Julia Ringwood Coston (circa 1863 – June 1, 1931) was a 19th-century Afro-American publisher and magazine editor. In 1891, she founded Ringwood's Afro-American Journal of Fashion, the first illustrated paper for black women.

Early years and education
Coston was born on the Ringwood Farm in the town of Warrenton, Virginia. She received the name "Ringwood" in lieu of a promise her father made to her mother; if their first-born were a girl, she would be named after the farm. Though born in Virginia, Washington D.C. was regarded as her home since she was brought there as an infant. Until the failing of her mother's health causing her to leave school and serve as the family breadwinner, Coston attended public schools until the age of thirteen.

Career

Accepting the position as governess in the family of a general of the United States Army, she found time and received both assistance and encouragement to continue her studies. In the spring of 1886, she married Rev. William Hilary Coston, B. D., then a student at Yale University, the Right Rev. J. M. Brown officiating. Two children were born to them, the older, a girl named Julia R., and the younger, a boy named, W. H. Coston. Mr. Coston was the author of "A Freeman and Yet a Slave".

ENTRIES SHOWN:
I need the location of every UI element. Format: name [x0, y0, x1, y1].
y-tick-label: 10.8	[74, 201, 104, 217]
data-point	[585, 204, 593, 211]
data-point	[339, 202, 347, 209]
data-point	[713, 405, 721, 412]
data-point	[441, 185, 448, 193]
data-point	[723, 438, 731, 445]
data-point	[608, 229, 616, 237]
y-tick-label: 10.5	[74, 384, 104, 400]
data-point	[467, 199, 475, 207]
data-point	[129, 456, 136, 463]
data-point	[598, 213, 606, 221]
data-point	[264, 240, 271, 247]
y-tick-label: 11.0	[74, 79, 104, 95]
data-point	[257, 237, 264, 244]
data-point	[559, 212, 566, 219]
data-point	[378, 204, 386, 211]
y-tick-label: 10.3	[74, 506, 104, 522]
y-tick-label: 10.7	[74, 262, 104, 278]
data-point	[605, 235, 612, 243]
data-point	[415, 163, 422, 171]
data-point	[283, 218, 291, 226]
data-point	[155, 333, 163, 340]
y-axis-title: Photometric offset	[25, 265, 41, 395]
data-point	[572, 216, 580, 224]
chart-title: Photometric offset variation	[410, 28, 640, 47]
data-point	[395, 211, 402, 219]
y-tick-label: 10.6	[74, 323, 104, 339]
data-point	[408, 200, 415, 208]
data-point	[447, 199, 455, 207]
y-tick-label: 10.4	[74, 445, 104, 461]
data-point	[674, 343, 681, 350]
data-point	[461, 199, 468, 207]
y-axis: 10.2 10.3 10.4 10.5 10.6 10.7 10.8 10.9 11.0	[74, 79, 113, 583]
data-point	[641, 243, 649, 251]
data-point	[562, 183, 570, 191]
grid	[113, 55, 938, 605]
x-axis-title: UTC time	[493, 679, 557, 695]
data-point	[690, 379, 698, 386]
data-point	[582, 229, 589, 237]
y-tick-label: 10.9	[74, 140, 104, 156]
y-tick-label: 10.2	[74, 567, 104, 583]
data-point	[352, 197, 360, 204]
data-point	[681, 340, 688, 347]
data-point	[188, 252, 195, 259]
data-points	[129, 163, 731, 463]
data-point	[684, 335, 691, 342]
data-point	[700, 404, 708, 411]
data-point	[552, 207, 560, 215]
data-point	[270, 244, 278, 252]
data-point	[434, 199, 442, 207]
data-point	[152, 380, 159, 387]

WORK TO BE COMPLETED:
Reproduce the passage of the Coston biography between "Early years and" and "age of thirteen.", inclusive, swapping "breadwinner" for "provider".

CORRECT ANSWER:
Early years and education
Coston was born on the Ringwood Farm in the town of Warrenton, Virginia. She received the name "Ringwood" in lieu of a promise her father made to her mother; if their first-born were a girl, she would be named after the farm. Though born in Virginia, Washington D.C. was regarded as her home since she was brought there as an infant. Until the failing of her mother's health causing her to leave school and serve as the family provider, Coston attended public schools until the age of thirteen.